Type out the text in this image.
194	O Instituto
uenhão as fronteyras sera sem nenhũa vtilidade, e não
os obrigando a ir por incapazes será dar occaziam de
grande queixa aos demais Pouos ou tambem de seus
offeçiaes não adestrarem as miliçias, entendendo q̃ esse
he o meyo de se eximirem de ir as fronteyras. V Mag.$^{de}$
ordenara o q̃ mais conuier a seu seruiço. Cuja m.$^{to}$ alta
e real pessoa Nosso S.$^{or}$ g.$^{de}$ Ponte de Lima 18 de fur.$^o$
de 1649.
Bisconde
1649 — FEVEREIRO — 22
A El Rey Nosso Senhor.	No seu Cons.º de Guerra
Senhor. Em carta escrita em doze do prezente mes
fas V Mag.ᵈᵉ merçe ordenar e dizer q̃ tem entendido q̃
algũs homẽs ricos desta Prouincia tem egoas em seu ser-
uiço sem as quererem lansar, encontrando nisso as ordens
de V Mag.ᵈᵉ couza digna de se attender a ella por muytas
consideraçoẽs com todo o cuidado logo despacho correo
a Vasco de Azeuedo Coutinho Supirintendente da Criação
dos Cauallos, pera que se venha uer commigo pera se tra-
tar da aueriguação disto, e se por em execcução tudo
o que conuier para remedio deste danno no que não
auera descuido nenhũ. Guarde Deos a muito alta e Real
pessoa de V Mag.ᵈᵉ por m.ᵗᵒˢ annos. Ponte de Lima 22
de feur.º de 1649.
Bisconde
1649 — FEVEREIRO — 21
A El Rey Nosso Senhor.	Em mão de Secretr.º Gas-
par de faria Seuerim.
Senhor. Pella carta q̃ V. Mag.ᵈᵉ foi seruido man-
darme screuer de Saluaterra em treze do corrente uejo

• • • • •

Each record above should be repeated exactly as it appears.

## RESULT OF THIS TASK
Type out the text in this image.
194	O Instituto
uenhão as fronteyras sera sem nenhũa vtilidade, e não
os obrigando a ir por incapazes será dar occaziam de
grande queixa aos demais Pouos ou tambem de seus
offeçiaes não adestrarem as miliçias, entendendo q̃ esse
he o meyo de se eximirem de ir as fronteyras. V Mag.$^{de}$
ordenara o q̃ mais conuier a seu seruiço. Cuja m.$^{to}$ alta
e real pessoa Nosso S.$^{or}$ g.$^{de}$ Ponte de Lima 18 de fur.$^o$
de 1649.
Bisconde
1649 — FEVEREIRO — 22
A El Rey Nosso Senhor.	No seu Cons.º de Guerra
Senhor. Em carta escrita em doze do prezente mes
fas V Mag.ᵈᵉ merçe ordenar e dizer q̃ tem entendido q̃
algũs homẽs ricos desta Prouincia tem egoas em seu ser-
uiço sem as quererem lansar, encontrando nisso as ordens
de V Mag.ᵈᵉ couza digna de se attender a ella por muytas
consideraçoẽs com todo o cuidado logo despacho correo
a Vasco de Azeuedo Coutinho Supirintendente da Criação
dos Cauallos, pera que se venha uer commigo pera se tra-
tar da aueriguação disto, e se por em execcução tudo
o que conuier para remedio deste danno no que não
auera descuido nenhũ. Guarde Deos a muito alta e Real
pessoa de V Mag.ᵈᵉ por m.ᵗᵒˢ annos. Ponte de Lima 22
de feur.º de 1649.
Bisconde
1649 — FEVEREIRO — 21
A El Rey Nosso Senhor.	Em mão de Secretr.º Gas-
par de faria Seuerim.
Senhor. Pella carta q̃ V. Mag.ᵈᵉ foi seruido man-
darme screuer de Saluaterra em treze do corrente uejo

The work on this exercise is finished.